- **DATA IN THIS EXERCISE**
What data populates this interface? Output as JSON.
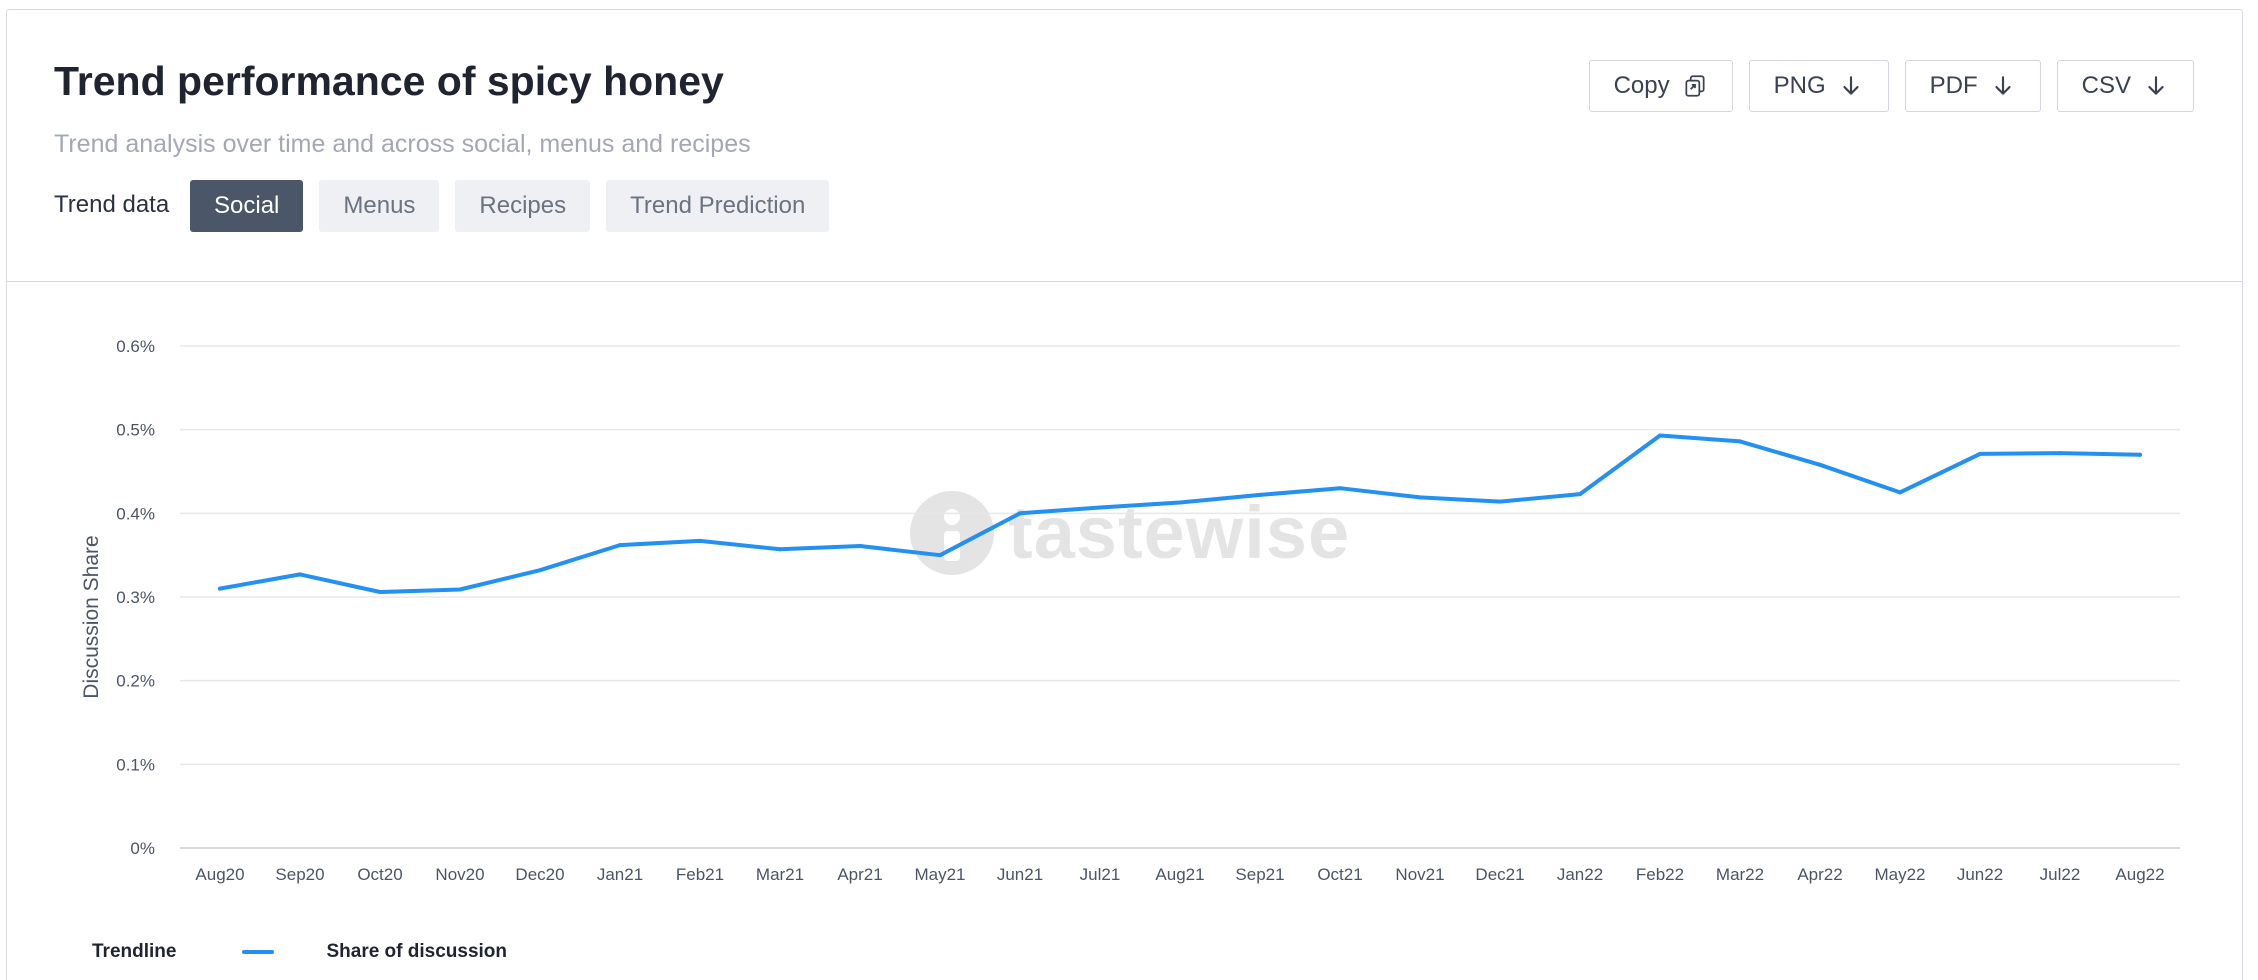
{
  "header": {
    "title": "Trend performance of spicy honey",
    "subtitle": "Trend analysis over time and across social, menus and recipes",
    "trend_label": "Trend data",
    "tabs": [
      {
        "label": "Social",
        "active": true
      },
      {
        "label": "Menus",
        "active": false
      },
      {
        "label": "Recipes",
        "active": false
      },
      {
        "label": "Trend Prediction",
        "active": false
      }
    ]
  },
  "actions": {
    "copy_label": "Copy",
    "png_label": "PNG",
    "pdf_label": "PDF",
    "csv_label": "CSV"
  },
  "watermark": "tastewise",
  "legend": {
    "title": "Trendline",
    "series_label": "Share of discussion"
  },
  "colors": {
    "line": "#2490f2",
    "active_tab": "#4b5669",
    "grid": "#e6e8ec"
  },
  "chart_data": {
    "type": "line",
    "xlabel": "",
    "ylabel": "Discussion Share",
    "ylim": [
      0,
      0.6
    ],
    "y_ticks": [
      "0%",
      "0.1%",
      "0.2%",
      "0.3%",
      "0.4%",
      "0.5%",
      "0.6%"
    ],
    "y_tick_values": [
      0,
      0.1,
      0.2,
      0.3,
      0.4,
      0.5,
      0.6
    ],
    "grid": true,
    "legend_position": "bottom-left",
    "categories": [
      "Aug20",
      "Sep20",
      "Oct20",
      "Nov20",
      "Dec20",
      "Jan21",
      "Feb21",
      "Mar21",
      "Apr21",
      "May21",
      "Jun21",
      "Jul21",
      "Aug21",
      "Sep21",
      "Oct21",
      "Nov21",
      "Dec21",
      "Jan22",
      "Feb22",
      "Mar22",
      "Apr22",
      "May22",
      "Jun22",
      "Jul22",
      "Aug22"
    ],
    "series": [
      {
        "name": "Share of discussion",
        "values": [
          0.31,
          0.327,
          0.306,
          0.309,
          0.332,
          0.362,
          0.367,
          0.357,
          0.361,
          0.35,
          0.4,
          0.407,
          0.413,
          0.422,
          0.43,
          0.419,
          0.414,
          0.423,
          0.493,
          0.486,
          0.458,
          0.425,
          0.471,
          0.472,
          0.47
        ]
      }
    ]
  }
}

- **SHORT PROBLEM**
Copy each line exactly, and leave the pictures out of your copy.

- **CORRECT OUTPUT**
What data populates this interface? Output as JSON.
{
  "header": {
    "title": "Trend performance of spicy honey",
    "subtitle": "Trend analysis over time and across social, menus and recipes",
    "trend_label": "Trend data",
    "tabs": [
      {
        "label": "Social",
        "active": true
      },
      {
        "label": "Menus",
        "active": false
      },
      {
        "label": "Recipes",
        "active": false
      },
      {
        "label": "Trend Prediction",
        "active": false
      }
    ]
  },
  "actions": {
    "copy_label": "Copy",
    "png_label": "PNG",
    "pdf_label": "PDF",
    "csv_label": "CSV"
  },
  "watermark": "tastewise",
  "legend": {
    "title": "Trendline",
    "series_label": "Share of discussion"
  },
  "colors": {
    "line": "#2490f2",
    "active_tab": "#4b5669",
    "grid": "#e6e8ec"
  },
  "chart_data": {
    "type": "line",
    "xlabel": "",
    "ylabel": "Discussion Share",
    "ylim": [
      0,
      0.6
    ],
    "y_ticks": [
      "0%",
      "0.1%",
      "0.2%",
      "0.3%",
      "0.4%",
      "0.5%",
      "0.6%"
    ],
    "y_tick_values": [
      0,
      0.1,
      0.2,
      0.3,
      0.4,
      0.5,
      0.6
    ],
    "grid": true,
    "legend_position": "bottom-left",
    "categories": [
      "Aug20",
      "Sep20",
      "Oct20",
      "Nov20",
      "Dec20",
      "Jan21",
      "Feb21",
      "Mar21",
      "Apr21",
      "May21",
      "Jun21",
      "Jul21",
      "Aug21",
      "Sep21",
      "Oct21",
      "Nov21",
      "Dec21",
      "Jan22",
      "Feb22",
      "Mar22",
      "Apr22",
      "May22",
      "Jun22",
      "Jul22",
      "Aug22"
    ],
    "series": [
      {
        "name": "Share of discussion",
        "values": [
          0.31,
          0.327,
          0.306,
          0.309,
          0.332,
          0.362,
          0.367,
          0.357,
          0.361,
          0.35,
          0.4,
          0.407,
          0.413,
          0.422,
          0.43,
          0.419,
          0.414,
          0.423,
          0.493,
          0.486,
          0.458,
          0.425,
          0.471,
          0.472,
          0.47
        ]
      }
    ]
  }
}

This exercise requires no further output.